[Dataset items]
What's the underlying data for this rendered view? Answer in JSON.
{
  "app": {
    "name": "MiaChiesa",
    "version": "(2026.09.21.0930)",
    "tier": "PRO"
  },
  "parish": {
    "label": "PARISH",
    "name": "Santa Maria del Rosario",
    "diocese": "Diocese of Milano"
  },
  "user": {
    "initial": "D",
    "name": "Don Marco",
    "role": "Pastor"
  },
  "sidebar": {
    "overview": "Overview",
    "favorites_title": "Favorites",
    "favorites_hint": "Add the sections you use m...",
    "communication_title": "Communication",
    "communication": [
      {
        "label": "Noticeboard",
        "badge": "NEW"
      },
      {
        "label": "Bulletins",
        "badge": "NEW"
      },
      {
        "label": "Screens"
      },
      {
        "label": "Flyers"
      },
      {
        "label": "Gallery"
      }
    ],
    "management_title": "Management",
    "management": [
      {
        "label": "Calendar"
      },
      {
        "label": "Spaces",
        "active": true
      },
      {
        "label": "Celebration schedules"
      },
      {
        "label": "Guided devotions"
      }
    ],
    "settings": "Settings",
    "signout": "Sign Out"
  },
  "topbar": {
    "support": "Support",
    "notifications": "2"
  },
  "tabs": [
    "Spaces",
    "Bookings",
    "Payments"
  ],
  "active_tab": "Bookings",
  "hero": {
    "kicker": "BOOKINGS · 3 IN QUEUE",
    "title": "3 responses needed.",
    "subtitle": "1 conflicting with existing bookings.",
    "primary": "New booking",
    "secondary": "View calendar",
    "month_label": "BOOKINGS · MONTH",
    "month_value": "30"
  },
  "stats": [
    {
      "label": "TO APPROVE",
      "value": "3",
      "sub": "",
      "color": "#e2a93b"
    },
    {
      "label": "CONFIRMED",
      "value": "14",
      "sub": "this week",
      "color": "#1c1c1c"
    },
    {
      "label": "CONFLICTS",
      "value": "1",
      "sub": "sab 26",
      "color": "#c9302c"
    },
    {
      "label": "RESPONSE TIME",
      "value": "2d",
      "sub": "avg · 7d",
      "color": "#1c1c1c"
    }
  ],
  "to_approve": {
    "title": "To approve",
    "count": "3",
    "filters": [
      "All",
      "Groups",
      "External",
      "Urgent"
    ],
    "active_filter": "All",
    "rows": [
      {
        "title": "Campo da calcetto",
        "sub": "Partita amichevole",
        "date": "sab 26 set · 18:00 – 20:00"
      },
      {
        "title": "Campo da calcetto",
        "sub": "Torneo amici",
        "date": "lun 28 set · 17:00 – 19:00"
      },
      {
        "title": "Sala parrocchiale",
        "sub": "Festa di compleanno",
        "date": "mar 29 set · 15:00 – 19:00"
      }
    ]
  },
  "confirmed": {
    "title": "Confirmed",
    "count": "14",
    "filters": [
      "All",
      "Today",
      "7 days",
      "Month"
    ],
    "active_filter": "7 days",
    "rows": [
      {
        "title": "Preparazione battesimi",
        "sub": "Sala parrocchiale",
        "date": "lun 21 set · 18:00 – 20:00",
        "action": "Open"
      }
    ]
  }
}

* _Do this_:
Go through the data above and find the lines with the word "color". Copy each of those lines.

* _The response_:
      "color": "#e2a93b"
      "color": "#1c1c1c"
      "color": "#c9302c"
      "color": "#1c1c1c"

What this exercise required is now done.